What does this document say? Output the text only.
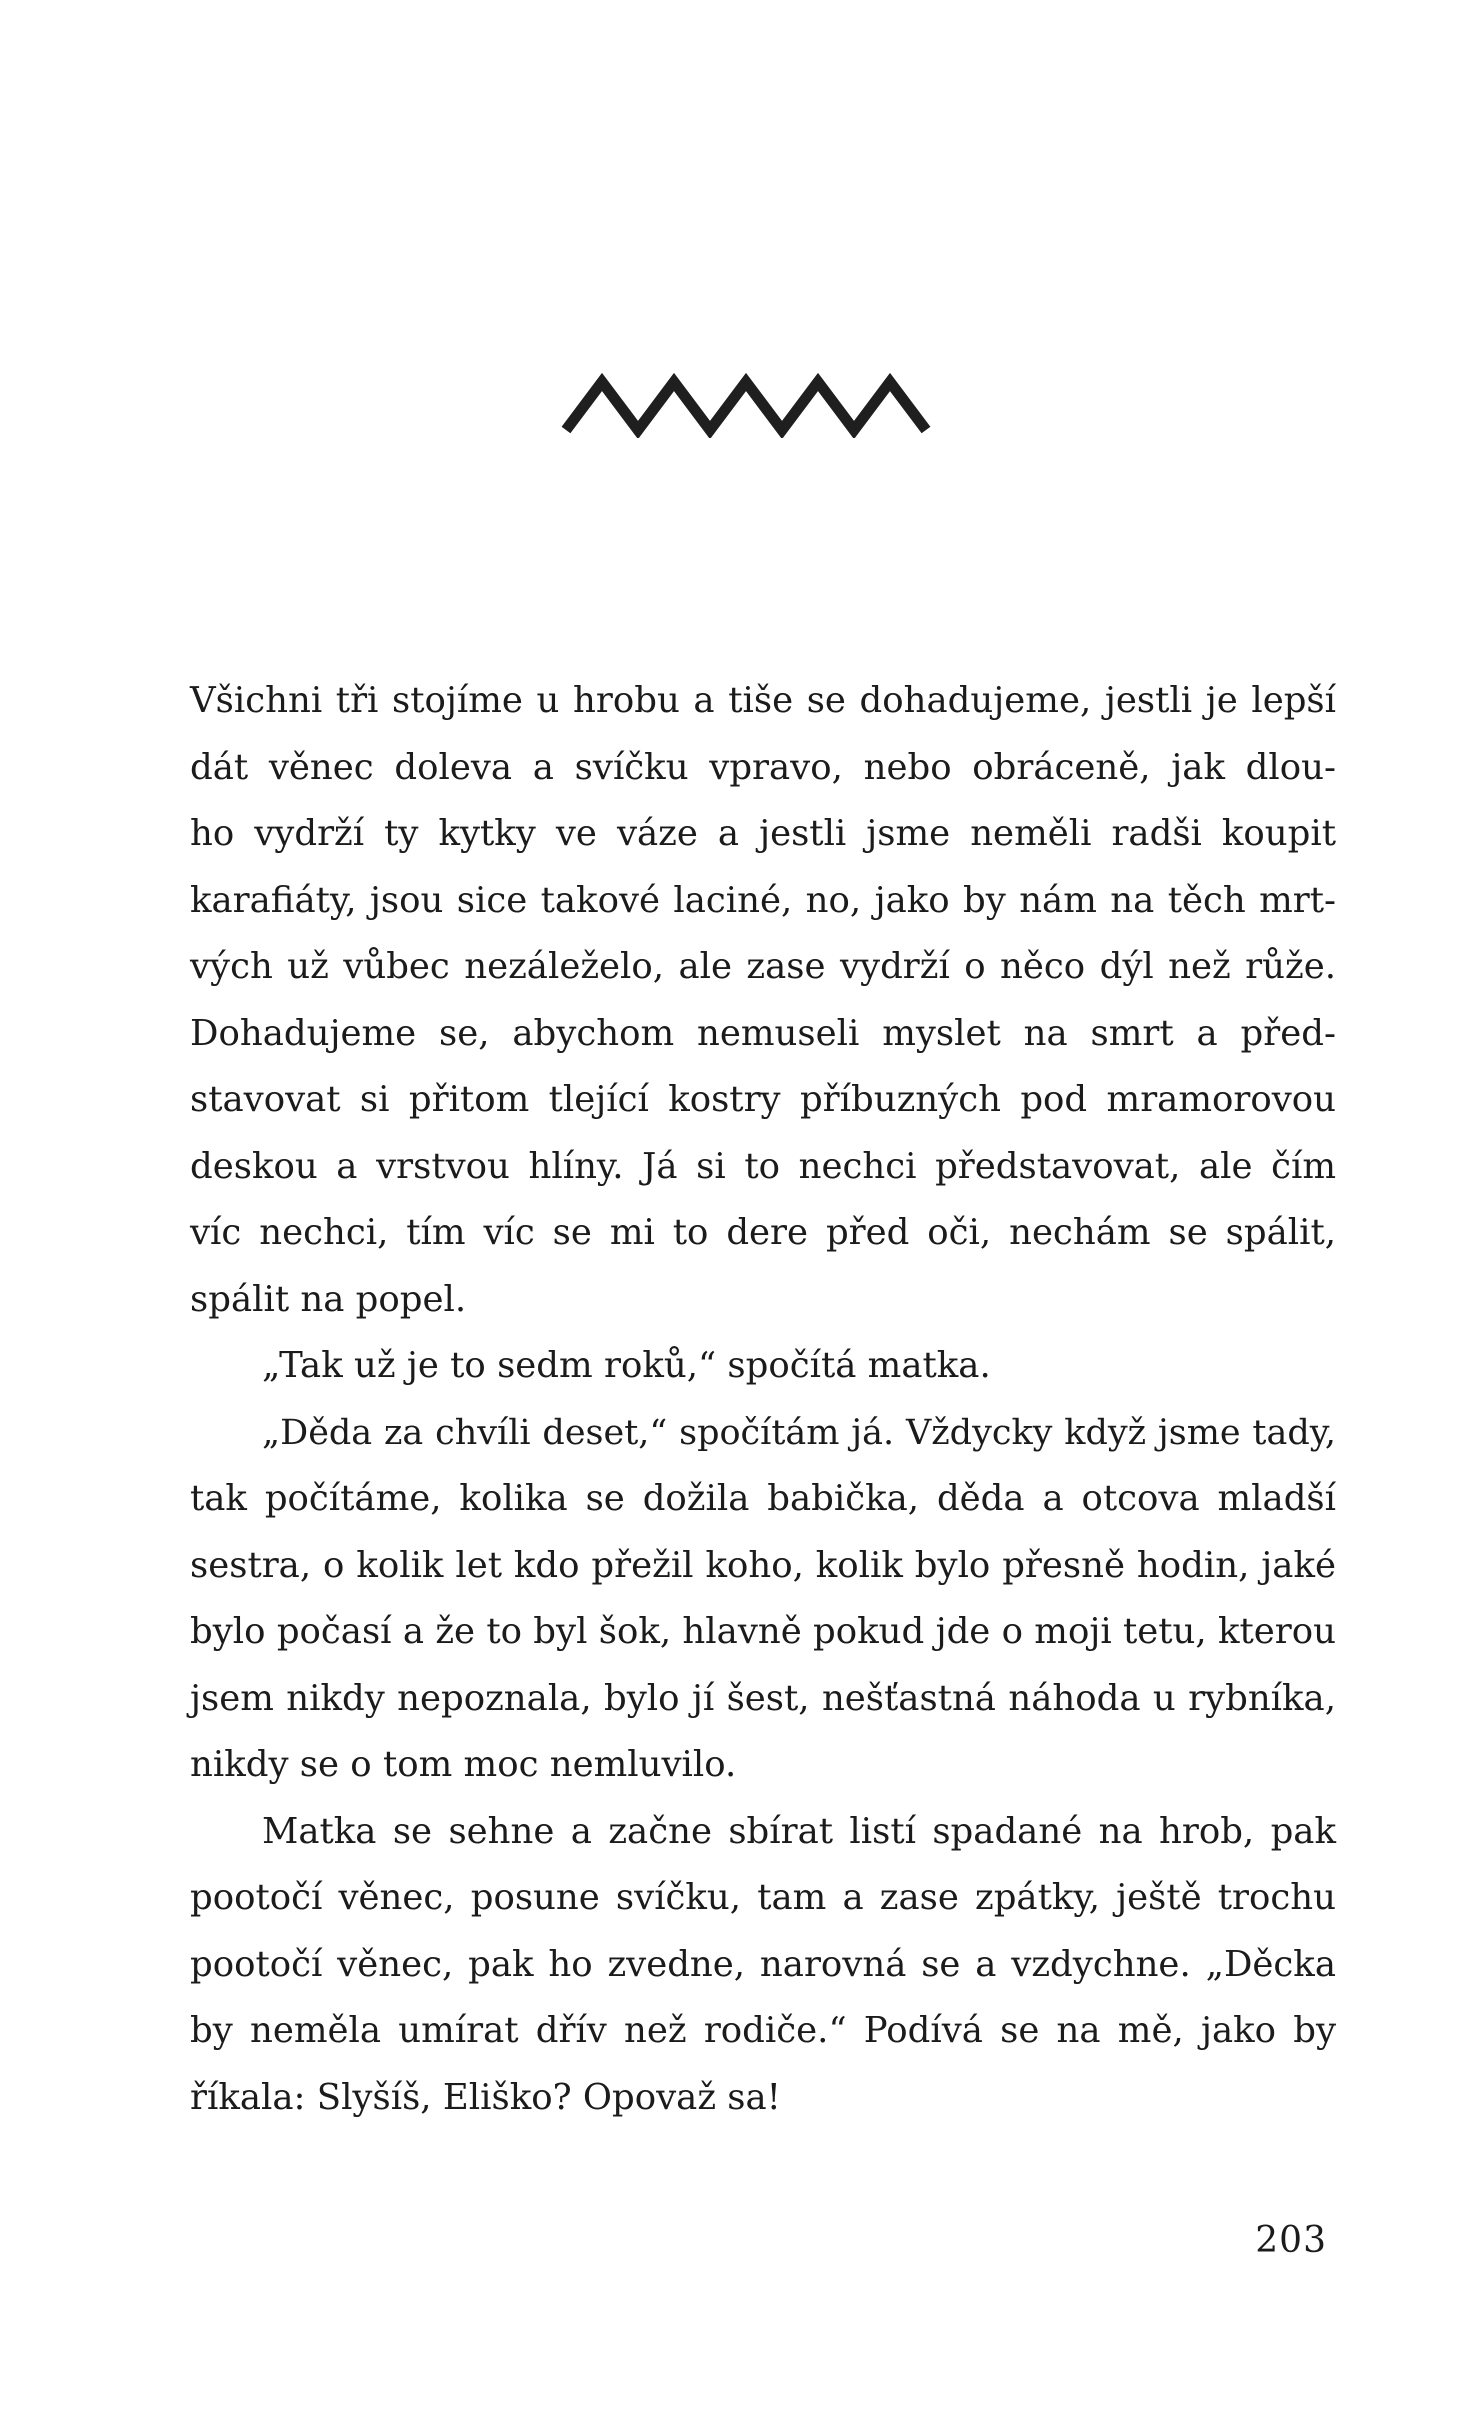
Všichni tři stojíme u hrobu a tiše se dohadujeme, jestli je lepší
dát věnec doleva a svíčku vpravo, nebo obráceně, jak dlou-
ho vydrží ty kytky ve váze a jestli jsme neměli radši koupit
karafiáty, jsou sice takové laciné, no, jako by nám na těch mrt-
vých už vůbec nezáleželo, ale zase vydrží o něco dýl než růže.
Dohadujeme se, abychom nemuseli myslet na smrt a před-
stavovat si přitom tlející kostry příbuzných pod mramorovou
deskou a vrstvou hlíny. Já si to nechci představovat, ale čím
víc nechci, tím víc se mi to dere před oči, nechám se spálit,
spálit na popel.
„Tak už je to sedm roků,“ spočítá matka.
„Děda za chvíli deset,“ spočítám já. Vždycky když jsme tady,
tak počítáme, kolika se dožila babička, děda a otcova mladší
sestra, o kolik let kdo přežil koho, kolik bylo přesně hodin, jaké
bylo počasí a že to byl šok, hlavně pokud jde o moji tetu, kterou
jsem nikdy nepoznala, bylo jí šest, nešťastná náhoda u rybníka,
nikdy se o tom moc nemluvilo.
Matka se sehne a začne sbírat listí spadané na hrob, pak
pootočí věnec, posune svíčku, tam a zase zpátky, ještě trochu
pootočí věnec, pak ho zvedne, narovná se a vzdychne. „Děcka
by neměla umírat dřív než rodiče.“ Podívá se na mě, jako by
říkala: Slyšíš, Eliško? Opovaž sa!
203
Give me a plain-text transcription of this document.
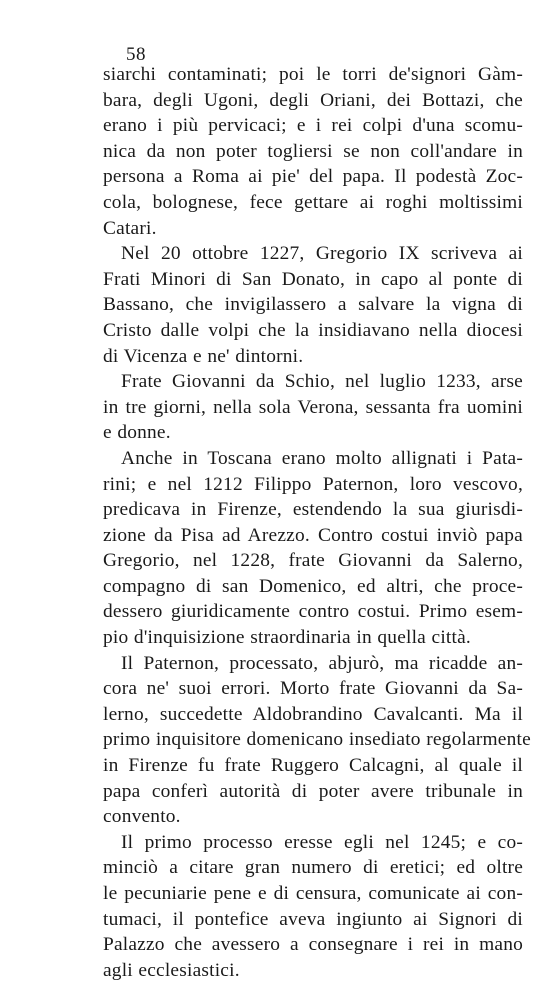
58
siarchi contaminati; poi le torri de'signori Gàm-
bara, degli Ugoni, degli Oriani, dei Bottazi, che
erano i più pervicaci; e i rei colpi d'una scomu-
nica da non poter togliersi se non coll'andare in
persona a Roma ai pie' del papa. Il podestà Zoc-
cola, bolognese, fece gettare ai roghi moltissimi
Catari.
Nel 20 ottobre 1227, Gregorio IX scriveva ai
Frati Minori di San Donato, in capo al ponte di
Bassano, che invigilassero a salvare la vigna di
Cristo dalle volpi che la insidiavano nella diocesi
di Vicenza e ne' dintorni.
Frate Giovanni da Schio, nel luglio 1233, arse
in tre giorni, nella sola Verona, sessanta fra uomini
e donne.
Anche in Toscana erano molto allignati i Pata-
rini; e nel 1212 Filippo Paternon, loro vescovo,
predicava in Firenze, estendendo la sua giurisdi-
zione da Pisa ad Arezzo. Contro costui inviò papa
Gregorio, nel 1228, frate Giovanni da Salerno,
compagno di san Domenico, ed altri, che proce-
dessero giuridicamente contro costui. Primo esem-
pio d'inquisizione straordinaria in quella città.
Il Paternon, processato, abjurò, ma ricadde an-
cora ne' suoi errori. Morto frate Giovanni da Sa-
lerno, succedette Aldobrandino Cavalcanti. Ma il
primo inquisitore domenicano insediato regolarmente
in Firenze fu frate Ruggero Calcagni, al quale il
papa conferì autorità di poter avere tribunale in
convento.
Il primo processo eresse egli nel 1245; e co-
minciò a citare gran numero di eretici; ed oltre
le pecuniarie pene e di censura, comunicate ai con-
tumaci, il pontefice aveva ingiunto ai Signori di
Palazzo che avessero a consegnare i rei in mano
agli ecclesiastici.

* _Instructions for the task_:
Of all the lines above, how many contain "erano"? Give the number and nothing more.

* _Result below_:
2